## start MATERIAL PROVIDED

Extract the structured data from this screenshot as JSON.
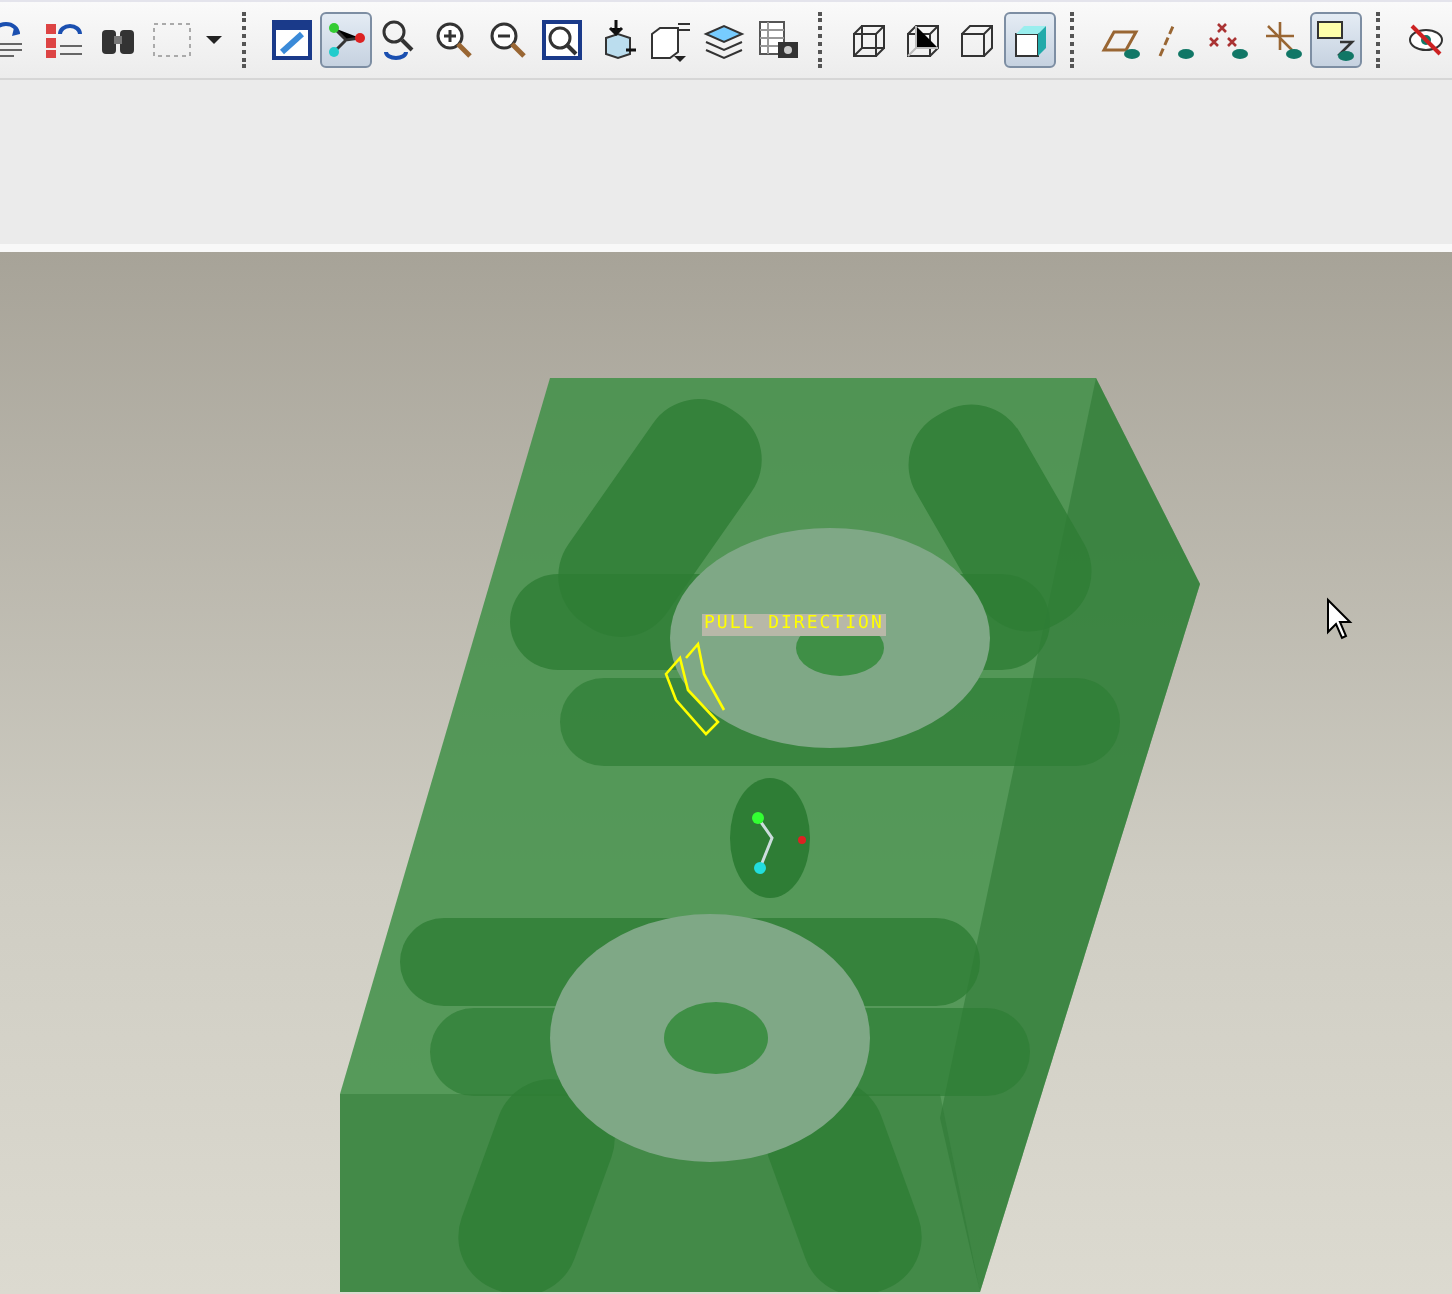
{
  "toolbar": {
    "groups": [
      {
        "buttons": [
          {
            "selected": false
          },
          {
            "selected": false
          },
          {
            "selected": false
          },
          {
            "selected": false
          },
          {
            "selected": false
          }
        ]
      },
      {
        "buttons": [
          {
            "selected": false
          },
          {
            "selected": true
          },
          {
            "selected": false
          },
          {
            "selected": false
          },
          {
            "selected": false
          },
          {
            "selected": false
          },
          {
            "selected": false
          },
          {
            "selected": false
          },
          {
            "selected": false
          },
          {
            "selected": false
          }
        ]
      },
      {
        "buttons": [
          {
            "selected": false
          },
          {
            "selected": false
          },
          {
            "selected": false
          },
          {
            "selected": true
          }
        ]
      },
      {
        "buttons": [
          {
            "selected": false
          },
          {
            "selected": false
          },
          {
            "selected": false
          },
          {
            "selected": false
          },
          {
            "selected": true
          }
        ]
      },
      {
        "buttons": [
          {
            "selected": false
          }
        ]
      }
    ]
  },
  "viewport": {
    "pull_direction_label": "PULL DIRECTION"
  }
}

## end MATERIAL PROVIDED

• [PROBLEM STATEMENT]: Set each line of the records down exactly, leaving every picture out.

• [TASK ANSWER]:
Extract the structured data from this screenshot as JSON.
{
  "toolbar": {
    "groups": [
      {
        "buttons": [
          {
            "selected": false
          },
          {
            "selected": false
          },
          {
            "selected": false
          },
          {
            "selected": false
          },
          {
            "selected": false
          }
        ]
      },
      {
        "buttons": [
          {
            "selected": false
          },
          {
            "selected": true
          },
          {
            "selected": false
          },
          {
            "selected": false
          },
          {
            "selected": false
          },
          {
            "selected": false
          },
          {
            "selected": false
          },
          {
            "selected": false
          },
          {
            "selected": false
          },
          {
            "selected": false
          }
        ]
      },
      {
        "buttons": [
          {
            "selected": false
          },
          {
            "selected": false
          },
          {
            "selected": false
          },
          {
            "selected": true
          }
        ]
      },
      {
        "buttons": [
          {
            "selected": false
          },
          {
            "selected": false
          },
          {
            "selected": false
          },
          {
            "selected": false
          },
          {
            "selected": true
          }
        ]
      },
      {
        "buttons": [
          {
            "selected": false
          }
        ]
      }
    ]
  },
  "viewport": {
    "pull_direction_label": "PULL DIRECTION"
  }
}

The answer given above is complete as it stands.